● **Task requirements**
Could you extract every entry below and reproduce it exactly?

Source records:
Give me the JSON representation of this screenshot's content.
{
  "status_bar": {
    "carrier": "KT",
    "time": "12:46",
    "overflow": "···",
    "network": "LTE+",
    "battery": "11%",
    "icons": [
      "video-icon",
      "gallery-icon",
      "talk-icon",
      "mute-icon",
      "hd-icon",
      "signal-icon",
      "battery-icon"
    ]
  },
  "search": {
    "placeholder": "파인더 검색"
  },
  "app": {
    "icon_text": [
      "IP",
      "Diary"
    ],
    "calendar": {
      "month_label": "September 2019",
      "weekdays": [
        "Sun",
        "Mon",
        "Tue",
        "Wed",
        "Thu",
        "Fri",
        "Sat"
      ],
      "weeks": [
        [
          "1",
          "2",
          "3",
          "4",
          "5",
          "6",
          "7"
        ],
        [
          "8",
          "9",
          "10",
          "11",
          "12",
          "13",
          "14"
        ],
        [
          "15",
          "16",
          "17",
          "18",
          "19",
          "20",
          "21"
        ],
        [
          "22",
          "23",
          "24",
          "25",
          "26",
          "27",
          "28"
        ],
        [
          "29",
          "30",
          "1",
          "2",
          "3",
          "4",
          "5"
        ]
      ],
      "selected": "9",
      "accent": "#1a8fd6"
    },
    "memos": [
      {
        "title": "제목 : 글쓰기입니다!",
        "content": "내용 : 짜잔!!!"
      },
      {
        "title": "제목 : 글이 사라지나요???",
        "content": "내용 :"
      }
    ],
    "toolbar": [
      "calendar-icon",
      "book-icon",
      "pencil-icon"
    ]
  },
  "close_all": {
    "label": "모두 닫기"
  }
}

● **Result for this exercise**
Give me the JSON representation of this screenshot's content.
{
  "status_bar": {
    "carrier": "KT",
    "time": "12:46",
    "overflow": "···",
    "network": "LTE+",
    "battery": "11%",
    "icons": [
      "video-icon",
      "gallery-icon",
      "talk-icon",
      "mute-icon",
      "hd-icon",
      "signal-icon",
      "battery-icon"
    ]
  },
  "search": {
    "placeholder": "파인더 검색"
  },
  "app": {
    "icon_text": [
      "IP",
      "Diary"
    ],
    "calendar": {
      "month_label": "September 2019",
      "weekdays": [
        "Sun",
        "Mon",
        "Tue",
        "Wed",
        "Thu",
        "Fri",
        "Sat"
      ],
      "weeks": [
        [
          "1",
          "2",
          "3",
          "4",
          "5",
          "6",
          "7"
        ],
        [
          "8",
          "9",
          "10",
          "11",
          "12",
          "13",
          "14"
        ],
        [
          "15",
          "16",
          "17",
          "18",
          "19",
          "20",
          "21"
        ],
        [
          "22",
          "23",
          "24",
          "25",
          "26",
          "27",
          "28"
        ],
        [
          "29",
          "30",
          "1",
          "2",
          "3",
          "4",
          "5"
        ]
      ],
      "selected": "9",
      "accent": "#1a8fd6"
    },
    "memos": [
      {
        "title": "제목 : 글쓰기입니다!",
        "content": "내용 : 짜잔!!!"
      },
      {
        "title": "제목 : 글이 사라지나요???",
        "content": "내용 :"
      }
    ],
    "toolbar": [
      "calendar-icon",
      "book-icon",
      "pencil-icon"
    ]
  },
  "close_all": {
    "label": "모두 닫기"
  }
}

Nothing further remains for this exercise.